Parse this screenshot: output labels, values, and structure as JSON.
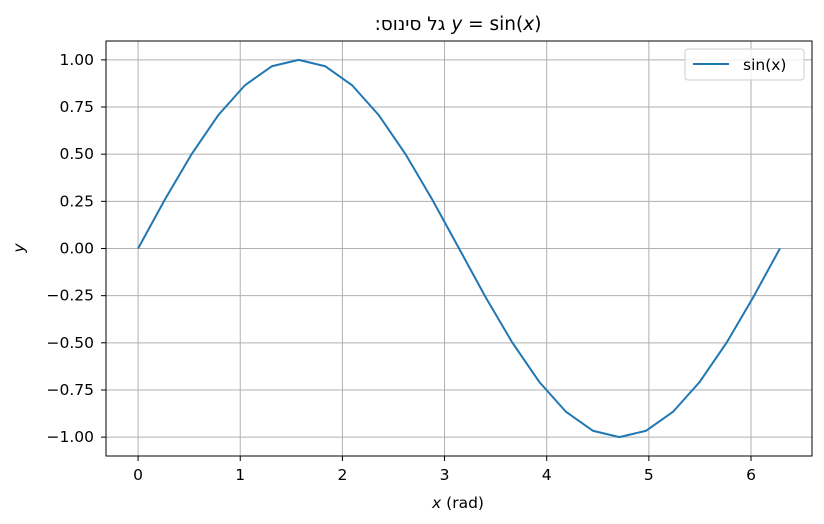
{
  "chart_data": {
    "type": "line",
    "title": "גל סינוס: y = sin(x)",
    "title_parts": {
      "hebrew": "גל סינוס:",
      "y": "y",
      "eq": " = sin(",
      "x": "x",
      "close": ")"
    },
    "xlabel": "x (rad)",
    "xlabel_parts": {
      "var": "x",
      "unit": " (rad)"
    },
    "ylabel": "y",
    "xlim": [
      -0.314,
      6.597
    ],
    "ylim": [
      -1.1,
      1.1
    ],
    "xticks": [
      0,
      1,
      2,
      3,
      4,
      5,
      6
    ],
    "yticks": [
      1.0,
      0.75,
      0.5,
      0.25,
      0.0,
      -0.25,
      -0.5,
      -0.75,
      -1.0
    ],
    "xtick_labels": [
      "0",
      "1",
      "2",
      "3",
      "4",
      "5",
      "6"
    ],
    "ytick_labels": [
      "1.00",
      "0.75",
      "0.50",
      "0.25",
      "0.00",
      "−0.25",
      "−0.50",
      "−0.75",
      "−1.00"
    ],
    "grid": true,
    "legend": {
      "position": "top-right",
      "entries": [
        "sin(x)"
      ]
    },
    "series": [
      {
        "name": "sin(x)",
        "color": "#1f77b4",
        "x": [
          0.0,
          0.262,
          0.524,
          0.785,
          1.047,
          1.309,
          1.571,
          1.833,
          2.094,
          2.356,
          2.618,
          2.88,
          3.142,
          3.403,
          3.665,
          3.927,
          4.189,
          4.451,
          4.712,
          4.974,
          5.236,
          5.498,
          5.76,
          6.021,
          6.283
        ],
        "y": [
          0.0,
          0.259,
          0.5,
          0.707,
          0.866,
          0.966,
          1.0,
          0.966,
          0.866,
          0.707,
          0.5,
          0.259,
          0.0,
          -0.259,
          -0.5,
          -0.707,
          -0.866,
          -0.966,
          -1.0,
          -0.966,
          -0.866,
          -0.707,
          -0.5,
          -0.259,
          0.0
        ]
      }
    ]
  }
}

■ **Task to carry out**:
Each entry above should be reproduced exactly, with the pictures removed.

■ **Exercise solution**:
Parse this screenshot: output labels, values, and structure as JSON.
{
  "chart_data": {
    "type": "line",
    "title": "גל סינוס: y = sin(x)",
    "title_parts": {
      "hebrew": "גל סינוס:",
      "y": "y",
      "eq": " = sin(",
      "x": "x",
      "close": ")"
    },
    "xlabel": "x (rad)",
    "xlabel_parts": {
      "var": "x",
      "unit": " (rad)"
    },
    "ylabel": "y",
    "xlim": [
      -0.314,
      6.597
    ],
    "ylim": [
      -1.1,
      1.1
    ],
    "xticks": [
      0,
      1,
      2,
      3,
      4,
      5,
      6
    ],
    "yticks": [
      1.0,
      0.75,
      0.5,
      0.25,
      0.0,
      -0.25,
      -0.5,
      -0.75,
      -1.0
    ],
    "xtick_labels": [
      "0",
      "1",
      "2",
      "3",
      "4",
      "5",
      "6"
    ],
    "ytick_labels": [
      "1.00",
      "0.75",
      "0.50",
      "0.25",
      "0.00",
      "−0.25",
      "−0.50",
      "−0.75",
      "−1.00"
    ],
    "grid": true,
    "legend": {
      "position": "top-right",
      "entries": [
        "sin(x)"
      ]
    },
    "series": [
      {
        "name": "sin(x)",
        "color": "#1f77b4",
        "x": [
          0.0,
          0.262,
          0.524,
          0.785,
          1.047,
          1.309,
          1.571,
          1.833,
          2.094,
          2.356,
          2.618,
          2.88,
          3.142,
          3.403,
          3.665,
          3.927,
          4.189,
          4.451,
          4.712,
          4.974,
          5.236,
          5.498,
          5.76,
          6.021,
          6.283
        ],
        "y": [
          0.0,
          0.259,
          0.5,
          0.707,
          0.866,
          0.966,
          1.0,
          0.966,
          0.866,
          0.707,
          0.5,
          0.259,
          0.0,
          -0.259,
          -0.5,
          -0.707,
          -0.866,
          -0.966,
          -1.0,
          -0.966,
          -0.866,
          -0.707,
          -0.5,
          -0.259,
          0.0
        ]
      }
    ]
  }
}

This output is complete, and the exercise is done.